-- start of SUPPLIED DATA --
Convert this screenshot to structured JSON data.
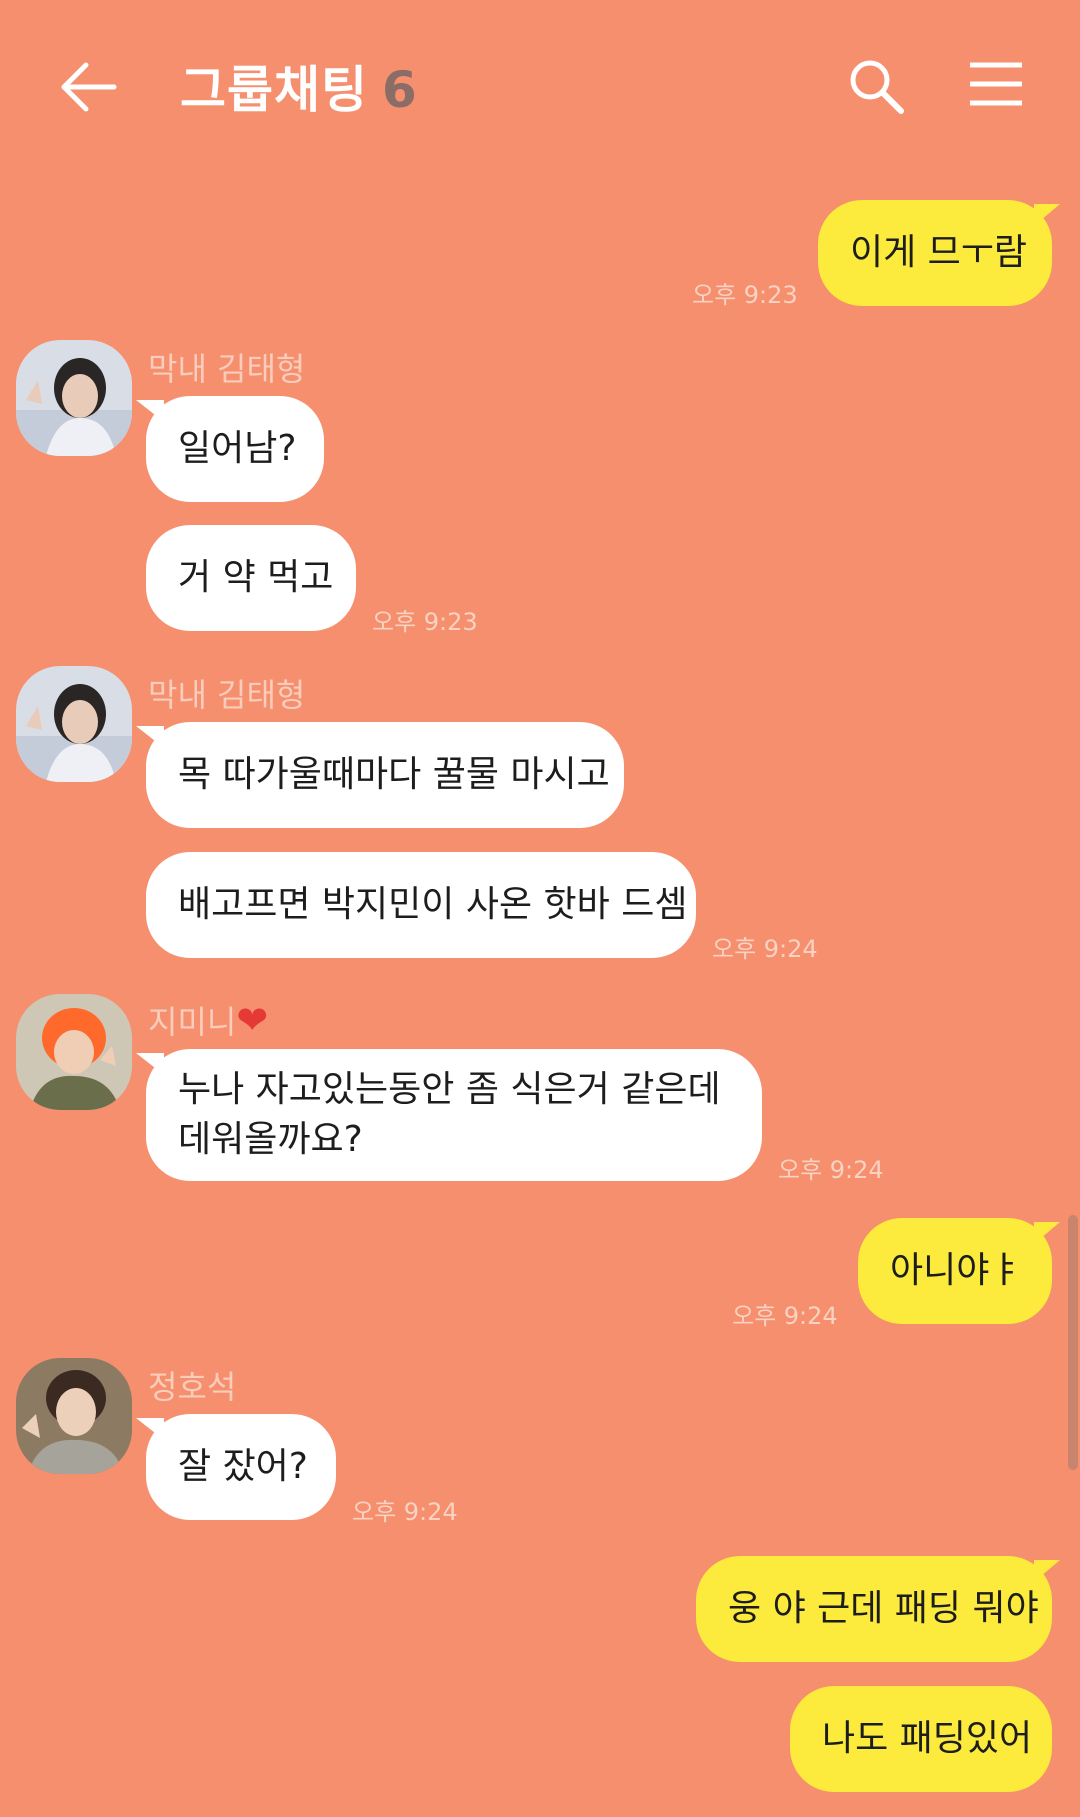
{
  "header": {
    "title": "그룹채팅",
    "member_count": "6"
  },
  "messages": [
    {
      "id": "m1",
      "side": "right",
      "text": "이게 므ㅜ람",
      "time": "오후 9:23"
    },
    {
      "id": "m2",
      "side": "left",
      "sender": "막내 김태형",
      "text": "일어남?"
    },
    {
      "id": "m3",
      "side": "left",
      "text": "거 약 먹고",
      "time": "오후 9:23"
    },
    {
      "id": "m4",
      "side": "left",
      "sender": "막내 김태형",
      "text": "목 따가울때마다 꿀물 마시고"
    },
    {
      "id": "m5",
      "side": "left",
      "text": "배고프면 박지민이 사온 핫바 드셈",
      "time": "오후 9:24"
    },
    {
      "id": "m6",
      "side": "left",
      "sender": "지미니",
      "sender_emoji": "❤",
      "text_line1": "누나 자고있는동안 좀 식은거 같은데",
      "text_line2": "데워올까요?",
      "time": "오후 9:24"
    },
    {
      "id": "m7",
      "side": "right",
      "text": "아니야ㅑ",
      "time": "오후 9:24"
    },
    {
      "id": "m8",
      "side": "left",
      "sender": "정호석",
      "text": "잘 잤어?",
      "time": "오후 9:24"
    },
    {
      "id": "m9",
      "side": "right",
      "text": "웅 야 근데 패딩 뭐야"
    },
    {
      "id": "m10",
      "side": "right",
      "text": "나도 패딩있어"
    }
  ],
  "icons": {
    "back": "arrow-left-icon",
    "search": "search-icon",
    "menu": "hamburger-menu-icon"
  },
  "colors": {
    "background": "#f58f6e",
    "my_bubble": "#fcea3c",
    "other_bubble": "#ffffff",
    "time_text": "#f9d2c2"
  }
}
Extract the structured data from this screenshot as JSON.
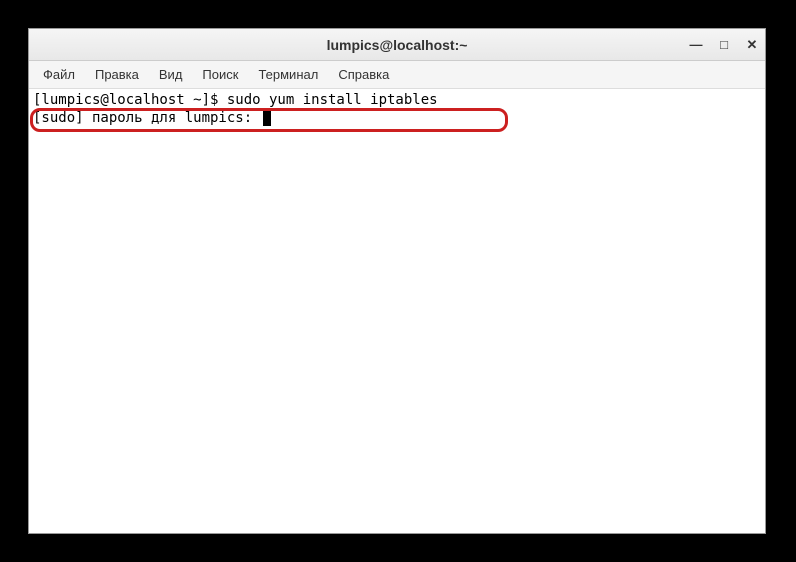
{
  "titlebar": {
    "title": "lumpics@localhost:~"
  },
  "window_controls": {
    "minimize": "—",
    "maximize": "□",
    "close": "✕"
  },
  "menubar": {
    "items": [
      {
        "label": "Файл"
      },
      {
        "label": "Правка"
      },
      {
        "label": "Вид"
      },
      {
        "label": "Поиск"
      },
      {
        "label": "Терминал"
      },
      {
        "label": "Справка"
      }
    ]
  },
  "terminal": {
    "line1": "[lumpics@localhost ~]$ sudo yum install iptables",
    "line2": "[sudo] пароль для lumpics: "
  }
}
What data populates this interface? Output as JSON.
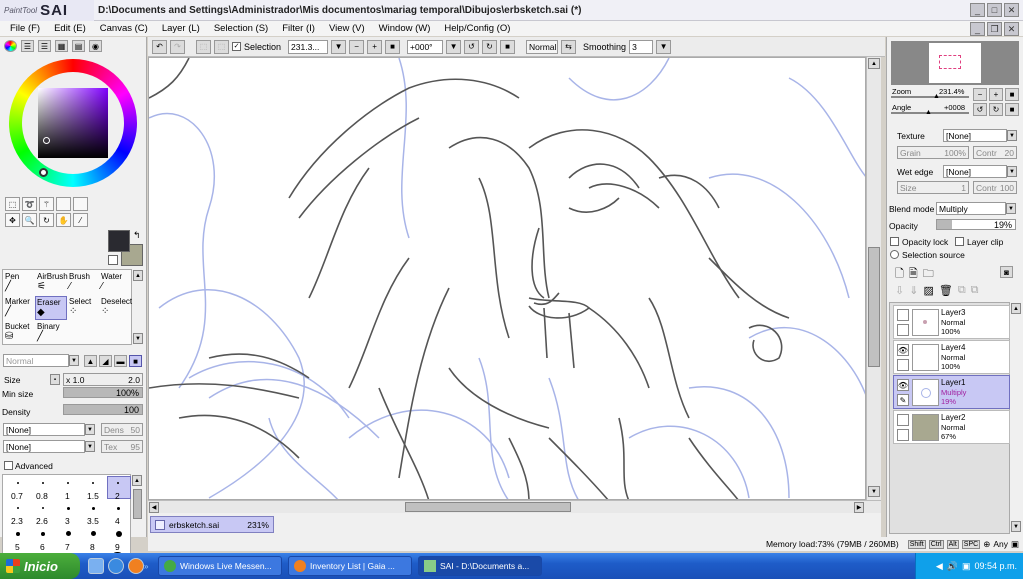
{
  "app": {
    "logo_small": "PaintTool",
    "logo_big": "SAI",
    "window_title": "D:\\Documents and Settings\\Administrador\\Mis documentos\\mariag temporal\\Dibujos\\erbsketch.sai (*)"
  },
  "menu": [
    "File (F)",
    "Edit (E)",
    "Canvas (C)",
    "Layer (L)",
    "Selection (S)",
    "Filter (I)",
    "View (V)",
    "Window (W)",
    "Help/Config (O)"
  ],
  "toolbar": {
    "selection_label": "Selection",
    "zoom_value": "231.3...",
    "rotation_value": "+000°",
    "mode_value": "Normal",
    "smoothing_label": "Smoothing",
    "smoothing_value": "3"
  },
  "tools": {
    "brushes": [
      "Pen",
      "AirBrush",
      "Brush",
      "Water",
      "Marker",
      "Eraser",
      "Select",
      "Deselect",
      "Bucket",
      "Binary"
    ],
    "selected_brush": "Eraser",
    "blend_mode": "Normal",
    "size_label": "Size",
    "size_multiplier": "x 1.0",
    "size_value": "2.0",
    "min_size_label": "Min size",
    "min_size_value": "100%",
    "min_size_fraction": 1.0,
    "density_label": "Density",
    "density_value": "100",
    "density_fraction": 1.0,
    "texture1": "[None]",
    "texture1_amount_label": "Dens",
    "texture1_amount": "50",
    "texture2": "[None]",
    "texture2_amount_label": "Tex",
    "texture2_amount": "95",
    "advanced_label": "Advanced",
    "sizes_row1": [
      "0.7",
      "0.8",
      "1",
      "1.5",
      "2"
    ],
    "sizes_row2": [
      "2.3",
      "2.6",
      "3",
      "3.5",
      "4"
    ],
    "sizes_row3": [
      "5",
      "6",
      "7",
      "8",
      "9"
    ],
    "selected_size": "2"
  },
  "document_tab": {
    "name": "erbsketch.sai",
    "zoom": "231%"
  },
  "navigator": {
    "zoom_label": "Zoom",
    "zoom_value": "231.4%",
    "angle_label": "Angle",
    "angle_value": "+0008"
  },
  "layer_props": {
    "texture_label": "Texture",
    "texture_value": "[None]",
    "grain_label": "Grain",
    "grain_value": "100%",
    "contr_label": "Contr",
    "contr_value": "20",
    "wet_edge_label": "Wet edge",
    "wet_edge_value": "[None]",
    "size_label": "Size",
    "size_value": "1",
    "contr2_value": "100",
    "blend_mode_label": "Blend mode",
    "blend_mode_value": "Multiply",
    "opacity_label": "Opacity",
    "opacity_value": "19%",
    "opacity_fraction": 0.19,
    "opacity_lock_label": "Opacity lock",
    "layer_clip_label": "Layer clip",
    "selection_source_label": "Selection source"
  },
  "layers": [
    {
      "name": "Layer3",
      "mode": "Normal",
      "opacity": "100%",
      "visible": false,
      "selected": false
    },
    {
      "name": "Layer4",
      "mode": "Normal",
      "opacity": "100%",
      "visible": true,
      "selected": false
    },
    {
      "name": "Layer1",
      "mode": "Multiply",
      "opacity": "19%",
      "visible": true,
      "selected": true
    },
    {
      "name": "Layer2",
      "mode": "Normal",
      "opacity": "67%",
      "visible": false,
      "selected": false
    }
  ],
  "status": {
    "memory": "Memory load:73% (79MB / 260MB)",
    "keys": [
      "Shift",
      "Ctrl",
      "Alt",
      "SPC"
    ],
    "any_label": "Any"
  },
  "taskbar": {
    "start_label": "Inicio",
    "tasks": [
      "Windows Live Messen...",
      "Inventory List | Gaia ...",
      "SAI - D:\\Documents a..."
    ],
    "active_task": 2,
    "clock": "09:54 p.m."
  },
  "colors": {
    "selected_blue": "#c8c8f4",
    "taskbar_blue": "#1e5cc8",
    "primary_color": "#2a2a30",
    "secondary_color": "#a8a890"
  }
}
-- end of SUPPLIED DATA --
EXERCISE DESCRIPTION: Copy the data exactly. Any picture it contains is to be omitted.

WRITTEN SOLUTION:
Convert this screenshot to structured JSON data.
{
  "header": {
    "title": "그룹채팅",
    "member_count": "6"
  },
  "messages": [
    {
      "id": "m1",
      "side": "right",
      "text": "이게 므ㅜ람",
      "time": "오후 9:23"
    },
    {
      "id": "m2",
      "side": "left",
      "sender": "막내 김태형",
      "text": "일어남?"
    },
    {
      "id": "m3",
      "side": "left",
      "text": "거 약 먹고",
      "time": "오후 9:23"
    },
    {
      "id": "m4",
      "side": "left",
      "sender": "막내 김태형",
      "text": "목 따가울때마다 꿀물 마시고"
    },
    {
      "id": "m5",
      "side": "left",
      "text": "배고프면 박지민이 사온 핫바 드셈",
      "time": "오후 9:24"
    },
    {
      "id": "m6",
      "side": "left",
      "sender": "지미니",
      "sender_emoji": "❤",
      "text_line1": "누나 자고있는동안 좀 식은거 같은데",
      "text_line2": "데워올까요?",
      "time": "오후 9:24"
    },
    {
      "id": "m7",
      "side": "right",
      "text": "아니야ㅑ",
      "time": "오후 9:24"
    },
    {
      "id": "m8",
      "side": "left",
      "sender": "정호석",
      "text": "잘 잤어?",
      "time": "오후 9:24"
    },
    {
      "id": "m9",
      "side": "right",
      "text": "웅 야 근데 패딩 뭐야"
    },
    {
      "id": "m10",
      "side": "right",
      "text": "나도 패딩있어"
    }
  ],
  "icons": {
    "back": "arrow-left-icon",
    "search": "search-icon",
    "menu": "hamburger-menu-icon"
  },
  "colors": {
    "background": "#f58f6e",
    "my_bubble": "#fcea3c",
    "other_bubble": "#ffffff",
    "time_text": "#f9d2c2"
  }
}
Extract the structured data from this screenshot as JSON.
{
  "titlebar": {
    "title": "lumpics@localhost:~"
  },
  "window_controls": {
    "minimize": "—",
    "maximize": "□",
    "close": "✕"
  },
  "menubar": {
    "items": [
      {
        "label": "Файл"
      },
      {
        "label": "Правка"
      },
      {
        "label": "Вид"
      },
      {
        "label": "Поиск"
      },
      {
        "label": "Терминал"
      },
      {
        "label": "Справка"
      }
    ]
  },
  "terminal": {
    "line1": "[lumpics@localhost ~]$ sudo yum install iptables",
    "line2": "[sudo] пароль для lumpics: "
  }
}
What data populates this interface? Output as JSON.
{
  "app": {
    "logo_small": "PaintTool",
    "logo_big": "SAI",
    "window_title": "D:\\Documents and Settings\\Administrador\\Mis documentos\\mariag temporal\\Dibujos\\erbsketch.sai (*)"
  },
  "menu": [
    "File (F)",
    "Edit (E)",
    "Canvas (C)",
    "Layer (L)",
    "Selection (S)",
    "Filter (I)",
    "View (V)",
    "Window (W)",
    "Help/Config (O)"
  ],
  "toolbar": {
    "selection_label": "Selection",
    "zoom_value": "231.3...",
    "rotation_value": "+000°",
    "mode_value": "Normal",
    "smoothing_label": "Smoothing",
    "smoothing_value": "3"
  },
  "tools": {
    "brushes": [
      "Pen",
      "AirBrush",
      "Brush",
      "Water",
      "Marker",
      "Eraser",
      "Select",
      "Deselect",
      "Bucket",
      "Binary"
    ],
    "selected_brush": "Eraser",
    "blend_mode": "Normal",
    "size_label": "Size",
    "size_multiplier": "x 1.0",
    "size_value": "2.0",
    "min_size_label": "Min size",
    "min_size_value": "100%",
    "min_size_fraction": 1.0,
    "density_label": "Density",
    "density_value": "100",
    "density_fraction": 1.0,
    "texture1": "[None]",
    "texture1_amount_label": "Dens",
    "texture1_amount": "50",
    "texture2": "[None]",
    "texture2_amount_label": "Tex",
    "texture2_amount": "95",
    "advanced_label": "Advanced",
    "sizes_row1": [
      "0.7",
      "0.8",
      "1",
      "1.5",
      "2"
    ],
    "sizes_row2": [
      "2.3",
      "2.6",
      "3",
      "3.5",
      "4"
    ],
    "sizes_row3": [
      "5",
      "6",
      "7",
      "8",
      "9"
    ],
    "selected_size": "2"
  },
  "document_tab": {
    "name": "erbsketch.sai",
    "zoom": "231%"
  },
  "navigator": {
    "zoom_label": "Zoom",
    "zoom_value": "231.4%",
    "angle_label": "Angle",
    "angle_value": "+0008"
  },
  "layer_props": {
    "texture_label": "Texture",
    "texture_value": "[None]",
    "grain_label": "Grain",
    "grain_value": "100%",
    "contr_label": "Contr",
    "contr_value": "20",
    "wet_edge_label": "Wet edge",
    "wet_edge_value": "[None]",
    "size_label": "Size",
    "size_value": "1",
    "contr2_value": "100",
    "blend_mode_label": "Blend mode",
    "blend_mode_value": "Multiply",
    "opacity_label": "Opacity",
    "opacity_value": "19%",
    "opacity_fraction": 0.19,
    "opacity_lock_label": "Opacity lock",
    "layer_clip_label": "Layer clip",
    "selection_source_label": "Selection source"
  },
  "layers": [
    {
      "name": "Layer3",
      "mode": "Normal",
      "opacity": "100%",
      "visible": false,
      "selected": false
    },
    {
      "name": "Layer4",
      "mode": "Normal",
      "opacity": "100%",
      "visible": true,
      "selected": false
    },
    {
      "name": "Layer1",
      "mode": "Multiply",
      "opacity": "19%",
      "visible": true,
      "selected": true
    },
    {
      "name": "Layer2",
      "mode": "Normal",
      "opacity": "67%",
      "visible": false,
      "selected": false
    }
  ],
  "status": {
    "memory": "Memory load:73% (79MB / 260MB)",
    "keys": [
      "Shift",
      "Ctrl",
      "Alt",
      "SPC"
    ],
    "any_label": "Any"
  },
  "taskbar": {
    "start_label": "Inicio",
    "tasks": [
      "Windows Live Messen...",
      "Inventory List | Gaia ...",
      "SAI - D:\\Documents a..."
    ],
    "active_task": 2,
    "clock": "09:54 p.m."
  },
  "colors": {
    "selected_blue": "#c8c8f4",
    "taskbar_blue": "#1e5cc8",
    "primary_color": "#2a2a30",
    "secondary_color": "#a8a890"
  }
}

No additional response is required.